→ **What is needed**: Note each line that includes the word "Verre". Copy those lines.

→ **Data for this exercise**:
========
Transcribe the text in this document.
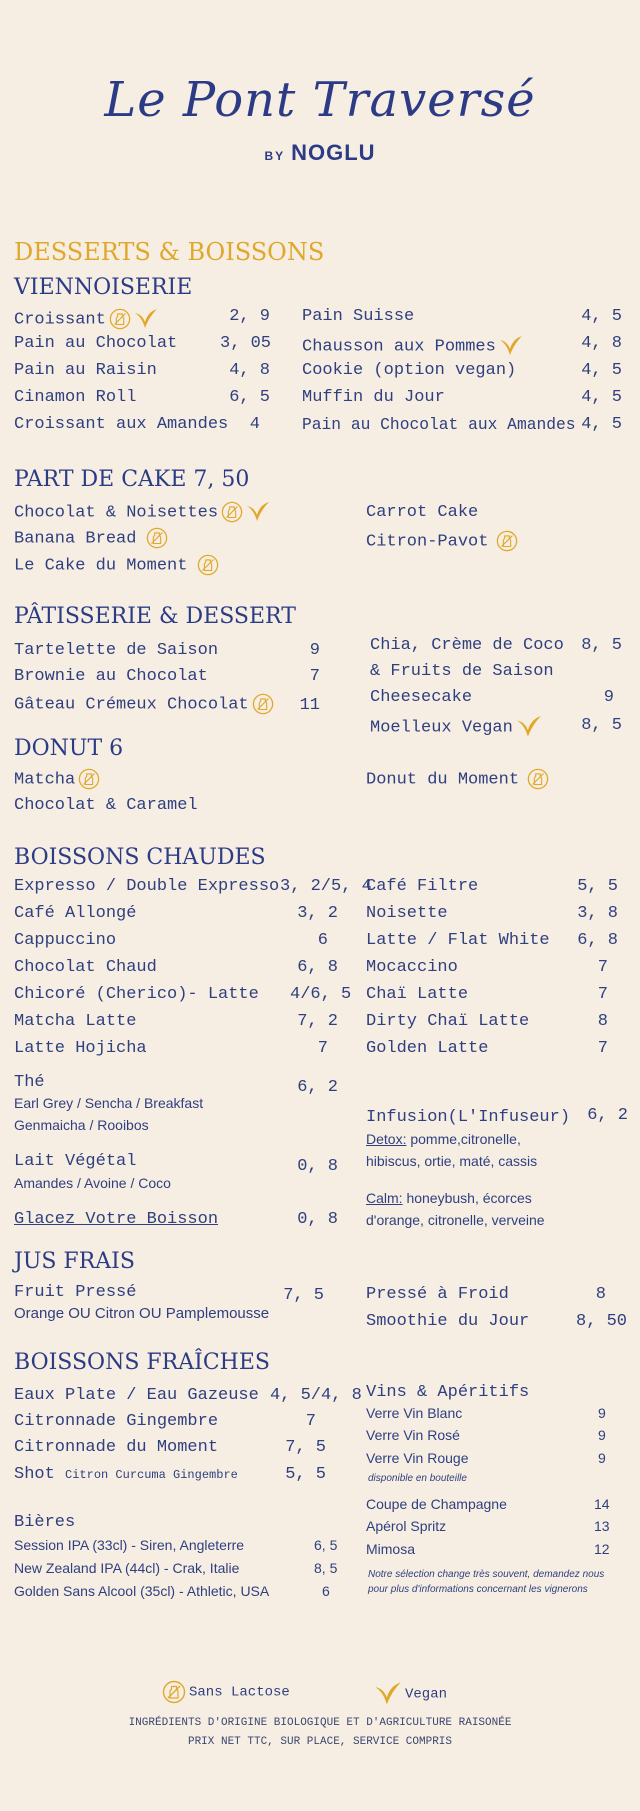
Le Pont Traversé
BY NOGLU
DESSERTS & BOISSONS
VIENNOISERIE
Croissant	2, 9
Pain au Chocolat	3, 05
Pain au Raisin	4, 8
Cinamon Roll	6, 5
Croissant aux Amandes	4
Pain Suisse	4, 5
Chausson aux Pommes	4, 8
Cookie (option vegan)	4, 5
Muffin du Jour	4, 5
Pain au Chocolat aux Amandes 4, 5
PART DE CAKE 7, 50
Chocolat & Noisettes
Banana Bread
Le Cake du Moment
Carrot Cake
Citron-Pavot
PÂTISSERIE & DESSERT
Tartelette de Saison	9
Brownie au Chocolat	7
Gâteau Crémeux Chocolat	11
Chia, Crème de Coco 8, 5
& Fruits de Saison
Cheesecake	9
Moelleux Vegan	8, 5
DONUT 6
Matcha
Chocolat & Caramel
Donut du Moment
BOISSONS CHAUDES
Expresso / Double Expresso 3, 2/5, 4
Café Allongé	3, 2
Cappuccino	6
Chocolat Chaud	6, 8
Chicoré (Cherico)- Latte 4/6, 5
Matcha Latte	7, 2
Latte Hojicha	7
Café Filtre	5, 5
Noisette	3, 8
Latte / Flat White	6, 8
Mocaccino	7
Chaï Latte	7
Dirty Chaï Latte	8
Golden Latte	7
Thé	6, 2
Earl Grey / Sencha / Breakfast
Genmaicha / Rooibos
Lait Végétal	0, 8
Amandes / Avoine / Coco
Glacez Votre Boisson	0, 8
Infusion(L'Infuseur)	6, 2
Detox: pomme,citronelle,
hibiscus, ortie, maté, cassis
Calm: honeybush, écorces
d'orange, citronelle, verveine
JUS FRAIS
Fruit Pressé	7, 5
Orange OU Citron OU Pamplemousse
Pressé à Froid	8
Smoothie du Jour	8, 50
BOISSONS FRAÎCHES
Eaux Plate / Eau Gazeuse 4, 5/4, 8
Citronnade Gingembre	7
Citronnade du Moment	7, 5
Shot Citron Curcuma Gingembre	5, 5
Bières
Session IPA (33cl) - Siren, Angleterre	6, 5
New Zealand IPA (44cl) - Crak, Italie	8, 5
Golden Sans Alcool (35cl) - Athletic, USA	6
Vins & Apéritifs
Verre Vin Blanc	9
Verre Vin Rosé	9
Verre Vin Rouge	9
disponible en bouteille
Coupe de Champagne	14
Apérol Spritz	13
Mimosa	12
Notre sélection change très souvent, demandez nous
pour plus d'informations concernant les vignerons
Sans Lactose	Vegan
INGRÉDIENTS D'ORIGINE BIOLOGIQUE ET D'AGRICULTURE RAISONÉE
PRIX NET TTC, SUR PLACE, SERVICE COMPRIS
========
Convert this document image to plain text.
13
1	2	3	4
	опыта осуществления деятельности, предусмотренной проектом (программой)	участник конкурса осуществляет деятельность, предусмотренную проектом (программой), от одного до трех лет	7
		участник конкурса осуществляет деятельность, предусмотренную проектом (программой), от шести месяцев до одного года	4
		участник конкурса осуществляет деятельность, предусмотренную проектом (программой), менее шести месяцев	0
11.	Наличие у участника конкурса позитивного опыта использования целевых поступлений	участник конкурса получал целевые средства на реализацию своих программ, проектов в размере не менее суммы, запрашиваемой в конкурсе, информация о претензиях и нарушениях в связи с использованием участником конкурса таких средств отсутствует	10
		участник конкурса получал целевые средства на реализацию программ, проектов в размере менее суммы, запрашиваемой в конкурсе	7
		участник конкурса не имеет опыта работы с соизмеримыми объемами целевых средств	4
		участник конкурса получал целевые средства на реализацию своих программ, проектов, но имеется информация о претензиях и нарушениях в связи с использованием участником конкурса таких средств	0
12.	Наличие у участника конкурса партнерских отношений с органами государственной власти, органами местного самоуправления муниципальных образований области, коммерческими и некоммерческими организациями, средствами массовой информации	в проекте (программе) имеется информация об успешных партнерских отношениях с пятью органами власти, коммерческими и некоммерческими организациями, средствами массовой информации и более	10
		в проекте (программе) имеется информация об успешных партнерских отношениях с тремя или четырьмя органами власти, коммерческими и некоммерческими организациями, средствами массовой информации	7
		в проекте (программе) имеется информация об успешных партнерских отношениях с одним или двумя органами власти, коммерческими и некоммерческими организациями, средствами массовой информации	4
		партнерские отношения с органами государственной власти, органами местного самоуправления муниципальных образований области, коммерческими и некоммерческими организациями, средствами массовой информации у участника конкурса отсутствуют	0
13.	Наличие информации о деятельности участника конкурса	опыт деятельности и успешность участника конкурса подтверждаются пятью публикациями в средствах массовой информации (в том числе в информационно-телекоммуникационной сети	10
========
→ **Task solution**:
Verre Vin Blanc	9
Verre Vin Rosé	9
Verre Vin Rouge	9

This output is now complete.